• Supplied records:
^^^^

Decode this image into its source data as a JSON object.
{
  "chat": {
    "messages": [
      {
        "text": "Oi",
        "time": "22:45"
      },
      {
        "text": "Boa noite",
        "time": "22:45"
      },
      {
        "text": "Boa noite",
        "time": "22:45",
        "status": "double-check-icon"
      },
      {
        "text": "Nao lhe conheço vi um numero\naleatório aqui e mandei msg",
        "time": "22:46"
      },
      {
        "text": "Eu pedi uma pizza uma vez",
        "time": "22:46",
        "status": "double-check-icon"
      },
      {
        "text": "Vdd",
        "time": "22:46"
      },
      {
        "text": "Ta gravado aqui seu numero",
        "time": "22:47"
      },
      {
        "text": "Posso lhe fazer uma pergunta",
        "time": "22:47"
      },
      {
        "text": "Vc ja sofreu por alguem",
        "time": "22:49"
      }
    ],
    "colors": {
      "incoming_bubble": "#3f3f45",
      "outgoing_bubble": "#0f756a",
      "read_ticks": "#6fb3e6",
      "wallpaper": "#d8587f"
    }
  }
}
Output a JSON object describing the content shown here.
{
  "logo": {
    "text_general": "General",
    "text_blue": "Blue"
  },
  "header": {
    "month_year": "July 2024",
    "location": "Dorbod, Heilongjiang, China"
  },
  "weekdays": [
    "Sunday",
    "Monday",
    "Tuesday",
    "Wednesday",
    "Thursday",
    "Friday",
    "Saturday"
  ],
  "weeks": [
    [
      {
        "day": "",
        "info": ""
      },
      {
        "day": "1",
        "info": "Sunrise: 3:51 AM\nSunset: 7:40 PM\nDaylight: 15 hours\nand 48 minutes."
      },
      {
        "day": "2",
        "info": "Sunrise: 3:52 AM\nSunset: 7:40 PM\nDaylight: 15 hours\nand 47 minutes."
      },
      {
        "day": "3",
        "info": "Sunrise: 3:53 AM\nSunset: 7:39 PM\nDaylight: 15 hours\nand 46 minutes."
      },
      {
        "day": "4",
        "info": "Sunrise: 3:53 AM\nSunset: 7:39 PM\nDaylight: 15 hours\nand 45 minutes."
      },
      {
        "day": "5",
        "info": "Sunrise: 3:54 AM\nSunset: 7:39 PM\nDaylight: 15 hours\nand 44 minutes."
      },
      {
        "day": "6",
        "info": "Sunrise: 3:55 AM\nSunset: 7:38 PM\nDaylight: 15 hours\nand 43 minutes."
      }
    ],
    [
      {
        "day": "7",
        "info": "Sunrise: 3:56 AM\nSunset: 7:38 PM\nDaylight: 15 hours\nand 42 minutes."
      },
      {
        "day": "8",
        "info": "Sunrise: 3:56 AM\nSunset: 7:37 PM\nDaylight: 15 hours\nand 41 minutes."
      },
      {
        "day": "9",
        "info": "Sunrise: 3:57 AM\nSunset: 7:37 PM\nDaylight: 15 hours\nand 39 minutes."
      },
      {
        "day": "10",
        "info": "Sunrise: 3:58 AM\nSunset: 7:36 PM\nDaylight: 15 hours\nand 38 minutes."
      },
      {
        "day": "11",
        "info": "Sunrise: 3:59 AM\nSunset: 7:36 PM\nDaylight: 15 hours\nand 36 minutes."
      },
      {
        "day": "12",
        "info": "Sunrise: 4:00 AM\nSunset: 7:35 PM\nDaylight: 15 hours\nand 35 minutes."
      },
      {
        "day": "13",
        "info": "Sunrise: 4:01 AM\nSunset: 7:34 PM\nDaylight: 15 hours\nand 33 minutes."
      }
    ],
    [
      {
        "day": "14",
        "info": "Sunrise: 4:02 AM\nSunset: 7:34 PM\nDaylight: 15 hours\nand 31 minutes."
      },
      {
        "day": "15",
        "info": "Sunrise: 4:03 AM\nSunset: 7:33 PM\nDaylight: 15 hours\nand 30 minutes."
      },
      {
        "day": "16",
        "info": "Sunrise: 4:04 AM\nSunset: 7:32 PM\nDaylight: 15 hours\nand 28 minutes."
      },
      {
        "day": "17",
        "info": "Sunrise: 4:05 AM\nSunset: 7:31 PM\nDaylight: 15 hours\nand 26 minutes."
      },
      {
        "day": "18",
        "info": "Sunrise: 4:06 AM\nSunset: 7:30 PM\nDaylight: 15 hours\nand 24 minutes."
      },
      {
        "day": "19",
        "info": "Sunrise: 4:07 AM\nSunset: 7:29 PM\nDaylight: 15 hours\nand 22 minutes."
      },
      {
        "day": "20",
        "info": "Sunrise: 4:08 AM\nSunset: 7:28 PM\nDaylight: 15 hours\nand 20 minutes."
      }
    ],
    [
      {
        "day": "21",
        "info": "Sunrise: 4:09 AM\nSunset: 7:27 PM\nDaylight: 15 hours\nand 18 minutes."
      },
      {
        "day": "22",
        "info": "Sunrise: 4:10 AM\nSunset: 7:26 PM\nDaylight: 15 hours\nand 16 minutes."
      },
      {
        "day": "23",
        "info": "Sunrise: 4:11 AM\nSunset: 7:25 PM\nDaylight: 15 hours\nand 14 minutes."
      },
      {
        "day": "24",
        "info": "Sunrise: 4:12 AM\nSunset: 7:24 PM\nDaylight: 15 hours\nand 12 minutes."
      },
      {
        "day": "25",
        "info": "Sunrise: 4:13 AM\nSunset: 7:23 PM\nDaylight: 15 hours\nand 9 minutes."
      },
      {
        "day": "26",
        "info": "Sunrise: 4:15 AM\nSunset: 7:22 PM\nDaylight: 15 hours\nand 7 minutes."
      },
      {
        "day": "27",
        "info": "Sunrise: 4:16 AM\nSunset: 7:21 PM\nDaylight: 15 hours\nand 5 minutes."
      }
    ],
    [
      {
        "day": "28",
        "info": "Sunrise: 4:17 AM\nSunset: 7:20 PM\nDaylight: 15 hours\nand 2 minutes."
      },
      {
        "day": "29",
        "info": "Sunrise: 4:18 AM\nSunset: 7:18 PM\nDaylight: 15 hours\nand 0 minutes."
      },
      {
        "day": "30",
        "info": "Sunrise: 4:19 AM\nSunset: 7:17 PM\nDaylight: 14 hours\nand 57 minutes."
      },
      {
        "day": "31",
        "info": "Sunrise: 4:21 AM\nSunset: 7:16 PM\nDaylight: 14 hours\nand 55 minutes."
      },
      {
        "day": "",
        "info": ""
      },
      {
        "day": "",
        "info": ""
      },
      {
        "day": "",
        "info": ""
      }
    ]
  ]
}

^^^^

List the lines of the entries that include "object".

Decode this image into its source data as a JSON object.
Output a JSON object describing the content shown here.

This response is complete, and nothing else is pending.